AIM: For each line below that includes the word "suprasegmental", make a copy.

INPUT DATA:
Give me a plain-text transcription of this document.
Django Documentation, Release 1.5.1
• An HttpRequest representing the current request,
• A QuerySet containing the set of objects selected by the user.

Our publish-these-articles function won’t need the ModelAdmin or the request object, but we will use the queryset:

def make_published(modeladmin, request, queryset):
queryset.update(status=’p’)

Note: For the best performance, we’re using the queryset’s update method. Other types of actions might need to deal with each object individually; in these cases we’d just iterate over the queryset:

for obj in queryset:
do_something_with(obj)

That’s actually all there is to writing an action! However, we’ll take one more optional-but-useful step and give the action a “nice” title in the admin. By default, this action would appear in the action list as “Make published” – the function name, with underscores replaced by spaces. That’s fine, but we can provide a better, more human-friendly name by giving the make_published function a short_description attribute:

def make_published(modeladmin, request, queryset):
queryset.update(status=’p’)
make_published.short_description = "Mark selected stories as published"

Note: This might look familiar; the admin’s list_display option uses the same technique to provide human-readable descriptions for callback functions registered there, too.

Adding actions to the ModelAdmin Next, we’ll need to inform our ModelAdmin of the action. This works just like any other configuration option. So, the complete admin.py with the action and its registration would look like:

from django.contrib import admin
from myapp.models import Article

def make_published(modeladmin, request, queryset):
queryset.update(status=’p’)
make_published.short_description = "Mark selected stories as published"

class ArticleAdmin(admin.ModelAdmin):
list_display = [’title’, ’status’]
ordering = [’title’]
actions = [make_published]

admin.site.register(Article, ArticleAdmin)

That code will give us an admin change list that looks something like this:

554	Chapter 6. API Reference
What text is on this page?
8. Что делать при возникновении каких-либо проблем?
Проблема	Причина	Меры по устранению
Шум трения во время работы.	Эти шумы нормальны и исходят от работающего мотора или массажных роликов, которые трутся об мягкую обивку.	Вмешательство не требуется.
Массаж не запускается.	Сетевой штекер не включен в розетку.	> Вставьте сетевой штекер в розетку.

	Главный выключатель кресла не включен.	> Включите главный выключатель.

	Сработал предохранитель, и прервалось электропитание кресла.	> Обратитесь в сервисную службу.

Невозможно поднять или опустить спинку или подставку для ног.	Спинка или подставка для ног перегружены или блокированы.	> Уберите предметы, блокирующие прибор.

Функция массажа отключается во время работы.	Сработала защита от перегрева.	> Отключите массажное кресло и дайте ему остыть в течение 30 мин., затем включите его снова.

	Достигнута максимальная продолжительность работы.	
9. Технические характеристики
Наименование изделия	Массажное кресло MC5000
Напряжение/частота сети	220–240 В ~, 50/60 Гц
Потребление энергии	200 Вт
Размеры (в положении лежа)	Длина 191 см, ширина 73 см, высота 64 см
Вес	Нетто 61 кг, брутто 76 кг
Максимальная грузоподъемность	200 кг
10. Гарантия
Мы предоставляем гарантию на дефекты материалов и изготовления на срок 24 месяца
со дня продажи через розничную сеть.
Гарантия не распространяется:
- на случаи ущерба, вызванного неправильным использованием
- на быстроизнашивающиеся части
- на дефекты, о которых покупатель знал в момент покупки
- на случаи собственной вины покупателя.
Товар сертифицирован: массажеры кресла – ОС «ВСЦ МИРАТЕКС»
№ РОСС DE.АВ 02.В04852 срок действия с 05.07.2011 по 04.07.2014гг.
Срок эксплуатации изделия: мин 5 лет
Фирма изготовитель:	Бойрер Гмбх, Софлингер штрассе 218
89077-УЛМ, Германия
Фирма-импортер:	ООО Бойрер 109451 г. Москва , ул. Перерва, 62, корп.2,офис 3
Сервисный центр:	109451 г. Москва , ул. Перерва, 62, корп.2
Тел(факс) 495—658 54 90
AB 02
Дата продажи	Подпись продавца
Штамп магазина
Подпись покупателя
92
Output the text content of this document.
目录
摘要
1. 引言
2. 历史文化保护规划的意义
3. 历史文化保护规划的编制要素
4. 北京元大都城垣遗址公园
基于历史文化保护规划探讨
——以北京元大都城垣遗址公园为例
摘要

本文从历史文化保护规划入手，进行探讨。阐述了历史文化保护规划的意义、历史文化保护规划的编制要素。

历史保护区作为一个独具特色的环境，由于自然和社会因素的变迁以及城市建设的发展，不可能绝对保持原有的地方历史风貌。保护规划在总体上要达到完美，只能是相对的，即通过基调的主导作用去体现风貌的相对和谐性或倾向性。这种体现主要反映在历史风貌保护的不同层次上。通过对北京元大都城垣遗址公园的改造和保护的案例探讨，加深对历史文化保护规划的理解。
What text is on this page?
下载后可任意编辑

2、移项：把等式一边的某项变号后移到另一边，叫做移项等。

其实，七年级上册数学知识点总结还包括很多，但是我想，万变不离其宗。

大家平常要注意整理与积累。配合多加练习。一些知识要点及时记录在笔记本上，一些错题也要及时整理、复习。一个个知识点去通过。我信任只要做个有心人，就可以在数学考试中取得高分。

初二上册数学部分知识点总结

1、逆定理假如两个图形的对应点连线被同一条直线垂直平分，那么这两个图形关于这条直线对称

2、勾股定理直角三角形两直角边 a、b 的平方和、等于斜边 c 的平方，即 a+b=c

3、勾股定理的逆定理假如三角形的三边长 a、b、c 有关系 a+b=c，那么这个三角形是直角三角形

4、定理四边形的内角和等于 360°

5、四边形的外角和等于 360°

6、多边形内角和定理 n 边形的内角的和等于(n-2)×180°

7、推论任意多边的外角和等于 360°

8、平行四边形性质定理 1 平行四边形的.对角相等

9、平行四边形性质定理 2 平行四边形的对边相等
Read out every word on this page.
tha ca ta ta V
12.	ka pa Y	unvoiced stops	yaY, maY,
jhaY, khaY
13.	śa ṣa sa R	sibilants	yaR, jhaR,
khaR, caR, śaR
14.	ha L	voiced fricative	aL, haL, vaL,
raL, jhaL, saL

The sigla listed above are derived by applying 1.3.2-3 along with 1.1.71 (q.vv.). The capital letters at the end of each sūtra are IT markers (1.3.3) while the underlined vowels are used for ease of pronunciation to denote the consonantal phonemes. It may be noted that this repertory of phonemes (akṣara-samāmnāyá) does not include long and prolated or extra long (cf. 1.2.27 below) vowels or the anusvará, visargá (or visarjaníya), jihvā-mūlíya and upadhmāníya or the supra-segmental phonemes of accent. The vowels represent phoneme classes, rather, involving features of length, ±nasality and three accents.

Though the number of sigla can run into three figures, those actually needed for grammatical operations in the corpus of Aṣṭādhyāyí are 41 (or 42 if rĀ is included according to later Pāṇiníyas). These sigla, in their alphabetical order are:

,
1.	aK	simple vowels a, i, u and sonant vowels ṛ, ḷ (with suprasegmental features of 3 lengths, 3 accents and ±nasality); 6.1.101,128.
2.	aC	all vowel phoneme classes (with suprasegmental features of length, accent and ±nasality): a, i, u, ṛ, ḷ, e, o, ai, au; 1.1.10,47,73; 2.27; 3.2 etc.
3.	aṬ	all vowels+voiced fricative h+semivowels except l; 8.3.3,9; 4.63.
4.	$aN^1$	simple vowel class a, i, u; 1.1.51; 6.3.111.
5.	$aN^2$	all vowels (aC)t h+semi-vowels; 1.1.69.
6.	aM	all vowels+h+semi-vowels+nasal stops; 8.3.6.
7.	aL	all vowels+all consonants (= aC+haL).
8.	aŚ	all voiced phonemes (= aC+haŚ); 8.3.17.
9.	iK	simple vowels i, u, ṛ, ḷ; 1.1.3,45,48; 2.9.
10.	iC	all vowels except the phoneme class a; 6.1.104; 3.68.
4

OUTPUT FOR THIS TASK:
1.	aK	simple vowels a, i, u and sonant vowels ṛ, ḷ (with suprasegmental features of 3 lengths, 3 accents and ±nasality); 6.1.101,128.
2.	aC	all vowel phoneme classes (with suprasegmental features of length, accent and ±nasality): a, i, u, ṛ, ḷ, e, o, ai, au; 1.1.10,47,73; 2.27; 3.2 etc.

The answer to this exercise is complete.